#### Instruction
Identify each line containing the word "责任科室" and copy it.
++++ Input records ++++
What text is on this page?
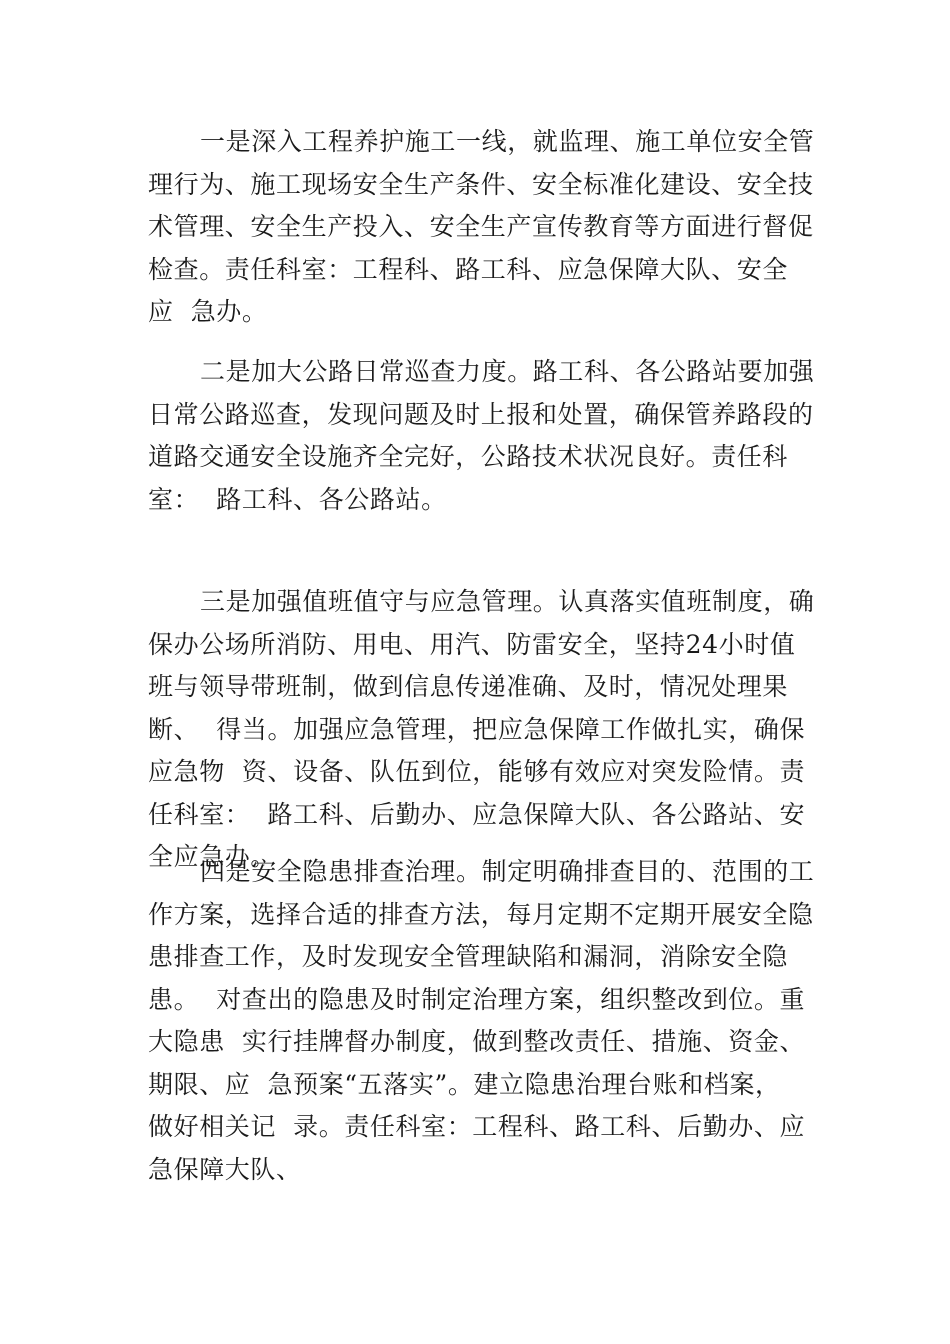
一是深入工程养护施工一线，就监理、施工单位安全管
理行为、施工现场安全生产条件、安全标准化建设、安全技
术管理、安全生产投入、安全生产宣传教育等方面进行督促
检查。责任科室：工程科、路工科、应急保障大队、安全
应  急办。
二是加大公路日常巡查力度。路工科、各公路站要加强
日常公路巡查，发现问题及时上报和处置，确保管养路段的
道路交通安全设施齐全完好，公路技术状况良好。责任科
室：  路工科、各公路站。
三是加强值班值守与应急管理。认真落实值班制度，确
保办公场所消防、用电、用汽、防雷安全，坚持24小时值
班与领导带班制，做到信息传递准确、及时，情况处理果
断、  得当。加强应急管理，把应急保障工作做扎实，确保
应急物  资、设备、队伍到位，能够有效应对突发险情。责
任科室：  路工科、后勤办、应急保障大队、各公路站、安
全应急办。
四是安全隐患排查治理。制定明确排查目的、范围的工
作方案，选择合适的排查方法，每月定期不定期开展安全隐
患排查工作，及时发现安全管理缺陷和漏洞，消除安全隐
患。  对查出的隐患及时制定治理方案，组织整改到位。重
大隐患  实行挂牌督办制度，做到整改责任、措施、资金、
期限、应  急预案“五落实”。建立隐患治理台账和档案，
做好相关记  录。责任科室：工程科、路工科、后勤办、应
急保障大队、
++++
#### Result below
检查。责任科室：工程科、路工科、应急保障大队、安全
做好相关记  录。责任科室：工程科、路工科、后勤办、应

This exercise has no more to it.